- [Exercise instructions] Gather all lines in the data that hold the string "strings".

- [Given data]
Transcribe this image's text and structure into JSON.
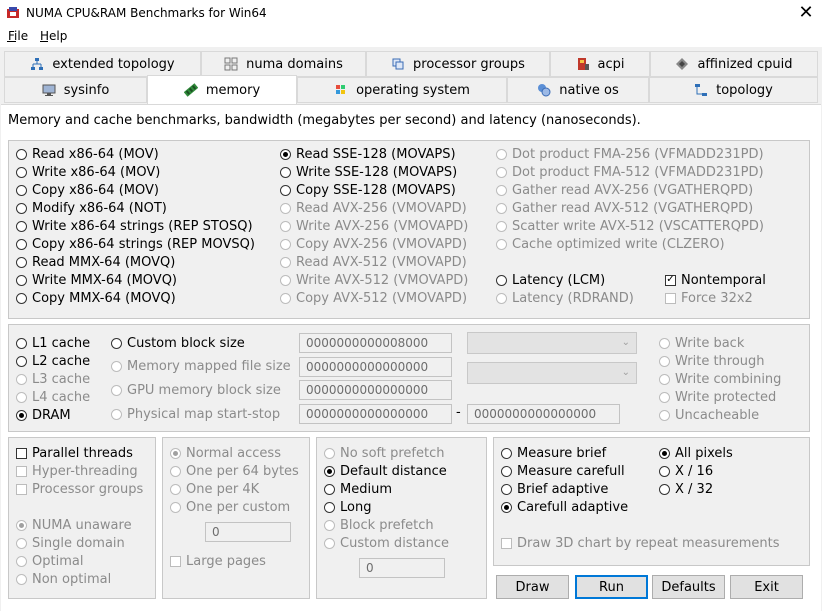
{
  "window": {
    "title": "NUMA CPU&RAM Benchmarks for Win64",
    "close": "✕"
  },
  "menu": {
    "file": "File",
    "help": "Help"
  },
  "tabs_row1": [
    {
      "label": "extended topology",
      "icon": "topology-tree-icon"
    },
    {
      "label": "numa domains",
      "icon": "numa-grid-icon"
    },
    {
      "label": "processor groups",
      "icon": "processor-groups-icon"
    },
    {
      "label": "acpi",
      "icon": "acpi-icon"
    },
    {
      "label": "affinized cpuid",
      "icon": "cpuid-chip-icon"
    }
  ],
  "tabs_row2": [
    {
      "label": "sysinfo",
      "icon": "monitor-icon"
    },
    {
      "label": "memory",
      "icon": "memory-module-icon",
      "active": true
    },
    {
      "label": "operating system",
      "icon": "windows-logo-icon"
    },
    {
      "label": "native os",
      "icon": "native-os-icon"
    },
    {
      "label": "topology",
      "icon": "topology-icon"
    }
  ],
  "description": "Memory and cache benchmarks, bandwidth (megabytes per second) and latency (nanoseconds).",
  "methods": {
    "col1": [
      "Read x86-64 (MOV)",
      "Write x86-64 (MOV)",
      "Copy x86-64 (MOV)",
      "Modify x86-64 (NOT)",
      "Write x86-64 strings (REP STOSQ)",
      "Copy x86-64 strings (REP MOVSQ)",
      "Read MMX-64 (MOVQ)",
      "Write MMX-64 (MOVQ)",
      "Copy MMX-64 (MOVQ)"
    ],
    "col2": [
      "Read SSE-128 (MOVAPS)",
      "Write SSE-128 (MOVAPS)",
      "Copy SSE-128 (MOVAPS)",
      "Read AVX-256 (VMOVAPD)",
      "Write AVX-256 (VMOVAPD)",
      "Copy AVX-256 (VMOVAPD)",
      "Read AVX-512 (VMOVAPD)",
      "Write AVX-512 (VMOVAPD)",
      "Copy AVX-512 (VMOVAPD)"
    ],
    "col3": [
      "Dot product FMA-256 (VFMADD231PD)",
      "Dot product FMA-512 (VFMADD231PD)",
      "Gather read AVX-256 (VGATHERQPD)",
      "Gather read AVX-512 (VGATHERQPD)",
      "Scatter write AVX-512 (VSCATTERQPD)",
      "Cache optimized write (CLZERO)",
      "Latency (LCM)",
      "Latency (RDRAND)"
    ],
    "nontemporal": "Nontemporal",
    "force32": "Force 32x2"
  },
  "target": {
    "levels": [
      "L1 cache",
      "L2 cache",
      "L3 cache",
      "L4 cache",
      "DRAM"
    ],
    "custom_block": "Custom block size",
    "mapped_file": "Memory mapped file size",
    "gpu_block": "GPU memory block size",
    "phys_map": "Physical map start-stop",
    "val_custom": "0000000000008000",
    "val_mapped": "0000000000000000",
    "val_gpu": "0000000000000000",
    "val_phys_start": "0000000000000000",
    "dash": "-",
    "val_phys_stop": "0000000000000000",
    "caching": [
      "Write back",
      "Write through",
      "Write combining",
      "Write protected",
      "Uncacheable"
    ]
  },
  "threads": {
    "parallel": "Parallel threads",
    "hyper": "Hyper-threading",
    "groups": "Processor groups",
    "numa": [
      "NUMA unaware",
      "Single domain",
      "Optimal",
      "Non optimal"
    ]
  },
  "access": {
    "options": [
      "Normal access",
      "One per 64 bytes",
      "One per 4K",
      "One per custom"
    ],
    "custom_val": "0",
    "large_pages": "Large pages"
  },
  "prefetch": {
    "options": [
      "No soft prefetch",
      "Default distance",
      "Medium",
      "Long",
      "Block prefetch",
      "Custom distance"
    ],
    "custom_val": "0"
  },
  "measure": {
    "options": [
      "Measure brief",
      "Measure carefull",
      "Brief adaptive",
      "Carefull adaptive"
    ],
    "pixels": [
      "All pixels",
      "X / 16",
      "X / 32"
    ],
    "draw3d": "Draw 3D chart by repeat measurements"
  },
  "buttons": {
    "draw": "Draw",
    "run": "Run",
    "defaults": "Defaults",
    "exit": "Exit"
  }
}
* * *
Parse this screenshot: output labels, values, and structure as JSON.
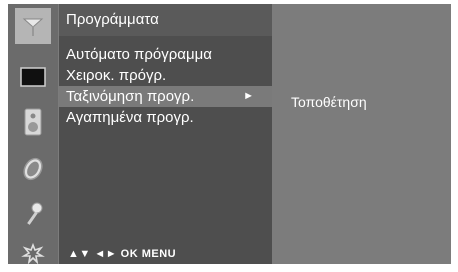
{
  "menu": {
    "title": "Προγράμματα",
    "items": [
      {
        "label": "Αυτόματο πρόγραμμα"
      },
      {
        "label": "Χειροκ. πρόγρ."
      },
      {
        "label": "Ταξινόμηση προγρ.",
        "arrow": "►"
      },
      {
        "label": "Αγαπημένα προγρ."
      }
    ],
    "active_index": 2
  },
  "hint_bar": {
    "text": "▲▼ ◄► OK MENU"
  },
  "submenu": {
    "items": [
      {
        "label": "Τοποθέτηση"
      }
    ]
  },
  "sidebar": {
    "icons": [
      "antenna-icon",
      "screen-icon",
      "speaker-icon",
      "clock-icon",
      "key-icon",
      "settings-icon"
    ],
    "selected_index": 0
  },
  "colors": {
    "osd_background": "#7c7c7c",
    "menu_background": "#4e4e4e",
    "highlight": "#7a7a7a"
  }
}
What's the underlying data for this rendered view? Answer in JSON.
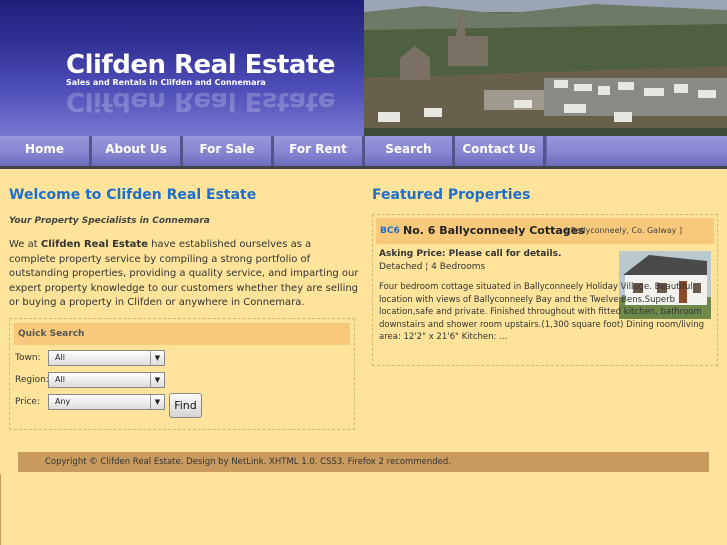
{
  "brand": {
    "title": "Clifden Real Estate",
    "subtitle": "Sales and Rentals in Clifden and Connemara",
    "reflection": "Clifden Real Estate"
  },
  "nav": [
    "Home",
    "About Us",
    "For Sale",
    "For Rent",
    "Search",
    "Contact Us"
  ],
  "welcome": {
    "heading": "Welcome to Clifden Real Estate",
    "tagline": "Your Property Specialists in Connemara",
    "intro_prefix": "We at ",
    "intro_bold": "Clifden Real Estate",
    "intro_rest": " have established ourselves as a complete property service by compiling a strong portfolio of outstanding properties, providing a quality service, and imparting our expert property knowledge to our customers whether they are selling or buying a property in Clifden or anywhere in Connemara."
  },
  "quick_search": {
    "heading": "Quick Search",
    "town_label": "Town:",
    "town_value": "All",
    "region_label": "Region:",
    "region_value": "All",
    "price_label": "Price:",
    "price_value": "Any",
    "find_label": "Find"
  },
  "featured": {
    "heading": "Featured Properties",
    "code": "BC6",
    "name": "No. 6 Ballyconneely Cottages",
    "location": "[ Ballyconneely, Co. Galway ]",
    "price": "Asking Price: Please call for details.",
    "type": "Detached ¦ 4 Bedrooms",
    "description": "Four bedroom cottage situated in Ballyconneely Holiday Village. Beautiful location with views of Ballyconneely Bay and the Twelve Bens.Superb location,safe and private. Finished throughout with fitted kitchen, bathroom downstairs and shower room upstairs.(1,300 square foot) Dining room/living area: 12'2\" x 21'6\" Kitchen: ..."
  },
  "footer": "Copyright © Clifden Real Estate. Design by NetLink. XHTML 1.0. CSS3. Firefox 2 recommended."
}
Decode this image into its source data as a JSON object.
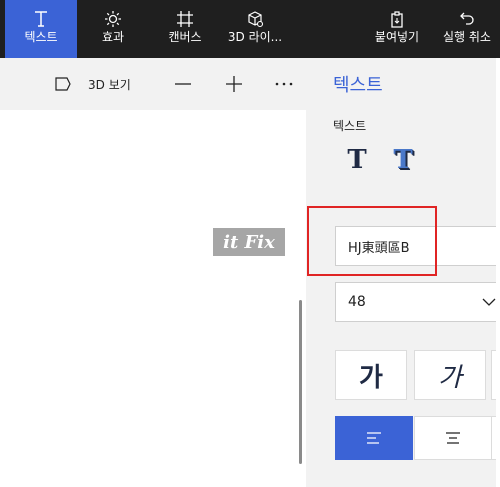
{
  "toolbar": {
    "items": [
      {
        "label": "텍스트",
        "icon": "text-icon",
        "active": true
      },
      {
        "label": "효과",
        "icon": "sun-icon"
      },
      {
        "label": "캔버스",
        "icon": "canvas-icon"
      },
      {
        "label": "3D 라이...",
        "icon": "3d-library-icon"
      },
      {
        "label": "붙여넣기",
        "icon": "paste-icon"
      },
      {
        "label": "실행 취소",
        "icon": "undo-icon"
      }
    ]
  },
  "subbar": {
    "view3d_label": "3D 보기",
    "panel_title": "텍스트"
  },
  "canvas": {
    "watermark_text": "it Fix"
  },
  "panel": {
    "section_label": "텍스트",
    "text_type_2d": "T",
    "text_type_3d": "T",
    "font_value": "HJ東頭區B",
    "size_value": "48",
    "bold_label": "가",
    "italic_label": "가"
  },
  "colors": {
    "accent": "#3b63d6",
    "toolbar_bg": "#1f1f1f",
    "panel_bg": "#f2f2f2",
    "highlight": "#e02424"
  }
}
...
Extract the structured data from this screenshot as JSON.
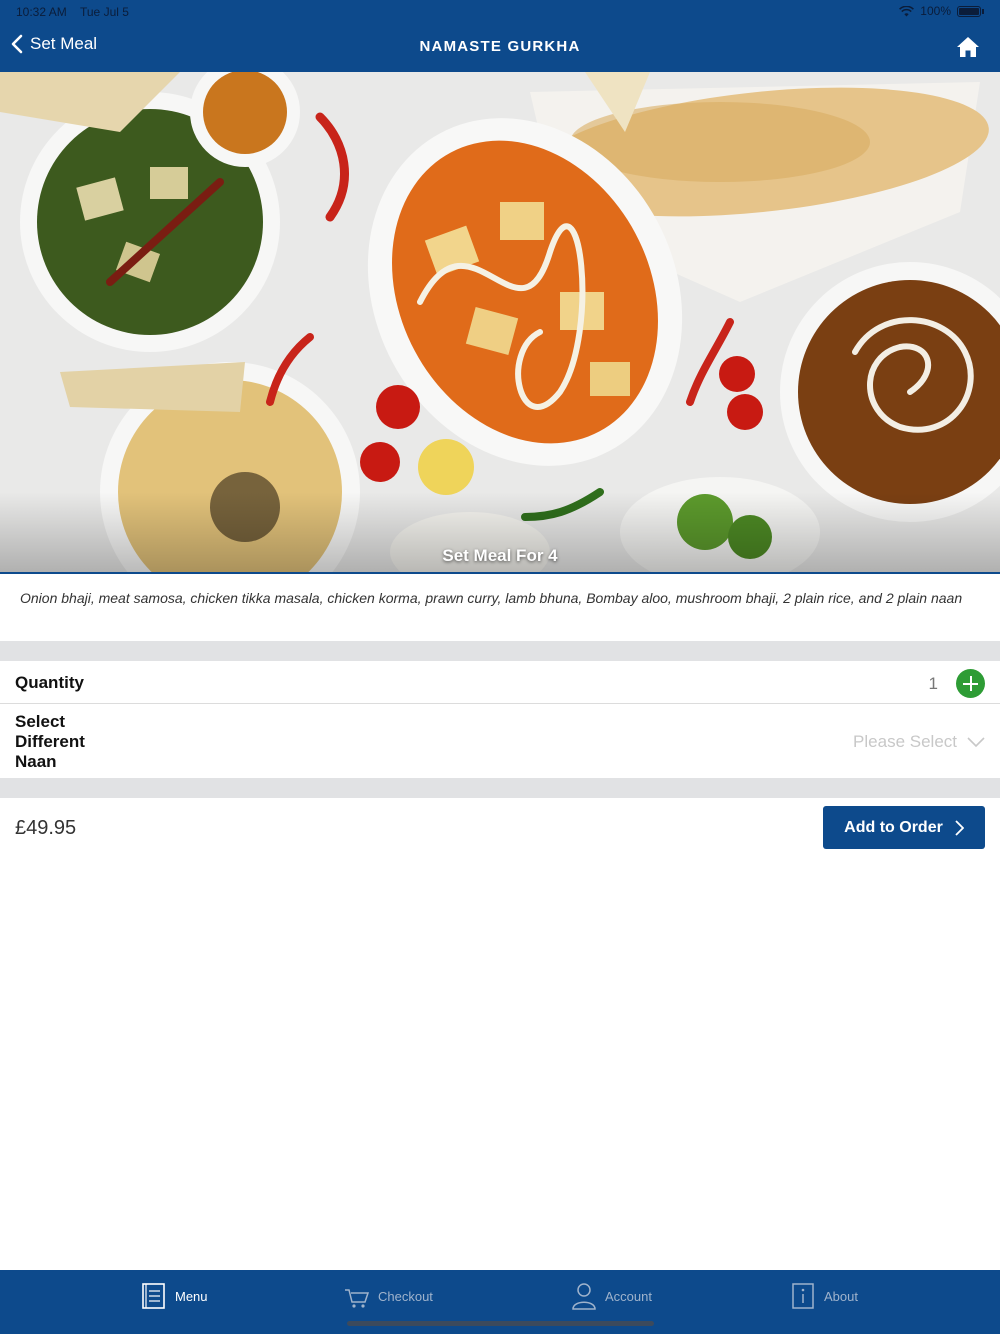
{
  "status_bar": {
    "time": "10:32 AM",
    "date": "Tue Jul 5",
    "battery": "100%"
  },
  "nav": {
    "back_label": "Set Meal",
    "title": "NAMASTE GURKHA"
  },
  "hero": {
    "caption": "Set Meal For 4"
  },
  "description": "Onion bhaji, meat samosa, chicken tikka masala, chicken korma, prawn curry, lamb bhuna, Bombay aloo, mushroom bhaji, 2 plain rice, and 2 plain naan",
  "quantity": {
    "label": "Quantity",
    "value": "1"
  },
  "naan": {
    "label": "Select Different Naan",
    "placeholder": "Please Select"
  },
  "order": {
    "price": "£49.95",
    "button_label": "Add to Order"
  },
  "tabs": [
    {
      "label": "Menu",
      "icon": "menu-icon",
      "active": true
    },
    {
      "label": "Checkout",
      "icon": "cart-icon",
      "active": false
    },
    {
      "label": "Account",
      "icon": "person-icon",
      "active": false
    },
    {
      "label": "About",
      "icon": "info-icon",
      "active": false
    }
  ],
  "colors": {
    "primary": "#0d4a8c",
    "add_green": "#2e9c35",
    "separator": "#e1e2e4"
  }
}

- [Task solution]
      "Write x86-64 strings (REP STOSQ)",
      "Copy x86-64 strings (REP MOVSQ)",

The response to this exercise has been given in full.